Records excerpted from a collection
* * *
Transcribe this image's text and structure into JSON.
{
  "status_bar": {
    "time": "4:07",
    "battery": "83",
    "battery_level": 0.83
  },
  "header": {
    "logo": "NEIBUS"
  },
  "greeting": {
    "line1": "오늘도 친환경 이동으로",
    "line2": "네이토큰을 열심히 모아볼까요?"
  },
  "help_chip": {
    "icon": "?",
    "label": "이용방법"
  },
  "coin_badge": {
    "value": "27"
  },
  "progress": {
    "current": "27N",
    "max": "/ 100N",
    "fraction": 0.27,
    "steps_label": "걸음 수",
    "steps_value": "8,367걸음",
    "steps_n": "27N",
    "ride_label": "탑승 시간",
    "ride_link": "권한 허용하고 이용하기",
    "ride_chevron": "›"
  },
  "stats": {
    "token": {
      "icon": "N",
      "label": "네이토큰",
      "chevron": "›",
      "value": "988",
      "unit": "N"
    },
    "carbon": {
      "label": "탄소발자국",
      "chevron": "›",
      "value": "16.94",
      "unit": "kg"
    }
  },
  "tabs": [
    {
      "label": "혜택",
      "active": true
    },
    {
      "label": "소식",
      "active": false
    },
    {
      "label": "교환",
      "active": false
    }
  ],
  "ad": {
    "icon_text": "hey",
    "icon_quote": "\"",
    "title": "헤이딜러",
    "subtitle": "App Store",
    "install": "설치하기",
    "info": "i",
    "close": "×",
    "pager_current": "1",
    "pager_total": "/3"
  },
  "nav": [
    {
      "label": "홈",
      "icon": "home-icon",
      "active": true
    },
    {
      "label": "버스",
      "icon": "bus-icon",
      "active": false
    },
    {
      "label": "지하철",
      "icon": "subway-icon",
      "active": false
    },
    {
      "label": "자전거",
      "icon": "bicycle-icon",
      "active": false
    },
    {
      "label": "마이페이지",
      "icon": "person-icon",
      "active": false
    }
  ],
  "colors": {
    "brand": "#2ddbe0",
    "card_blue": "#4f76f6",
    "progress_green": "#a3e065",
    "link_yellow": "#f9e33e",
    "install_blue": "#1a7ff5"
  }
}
* * *
WRITTEN REQUEST
Every line of the records above needs to be given again exactly.

ANSWER TO THE TASK
Transcribe this image's text and structure into JSON.
{
  "status_bar": {
    "time": "4:07",
    "battery": "83",
    "battery_level": 0.83
  },
  "header": {
    "logo": "NEIBUS"
  },
  "greeting": {
    "line1": "오늘도 친환경 이동으로",
    "line2": "네이토큰을 열심히 모아볼까요?"
  },
  "help_chip": {
    "icon": "?",
    "label": "이용방법"
  },
  "coin_badge": {
    "value": "27"
  },
  "progress": {
    "current": "27N",
    "max": "/ 100N",
    "fraction": 0.27,
    "steps_label": "걸음 수",
    "steps_value": "8,367걸음",
    "steps_n": "27N",
    "ride_label": "탑승 시간",
    "ride_link": "권한 허용하고 이용하기",
    "ride_chevron": "›"
  },
  "stats": {
    "token": {
      "icon": "N",
      "label": "네이토큰",
      "chevron": "›",
      "value": "988",
      "unit": "N"
    },
    "carbon": {
      "label": "탄소발자국",
      "chevron": "›",
      "value": "16.94",
      "unit": "kg"
    }
  },
  "tabs": [
    {
      "label": "혜택",
      "active": true
    },
    {
      "label": "소식",
      "active": false
    },
    {
      "label": "교환",
      "active": false
    }
  ],
  "ad": {
    "icon_text": "hey",
    "icon_quote": "\"",
    "title": "헤이딜러",
    "subtitle": "App Store",
    "install": "설치하기",
    "info": "i",
    "close": "×",
    "pager_current": "1",
    "pager_total": "/3"
  },
  "nav": [
    {
      "label": "홈",
      "icon": "home-icon",
      "active": true
    },
    {
      "label": "버스",
      "icon": "bus-icon",
      "active": false
    },
    {
      "label": "지하철",
      "icon": "subway-icon",
      "active": false
    },
    {
      "label": "자전거",
      "icon": "bicycle-icon",
      "active": false
    },
    {
      "label": "마이페이지",
      "icon": "person-icon",
      "active": false
    }
  ],
  "colors": {
    "brand": "#2ddbe0",
    "card_blue": "#4f76f6",
    "progress_green": "#a3e065",
    "link_yellow": "#f9e33e",
    "install_blue": "#1a7ff5"
  }
}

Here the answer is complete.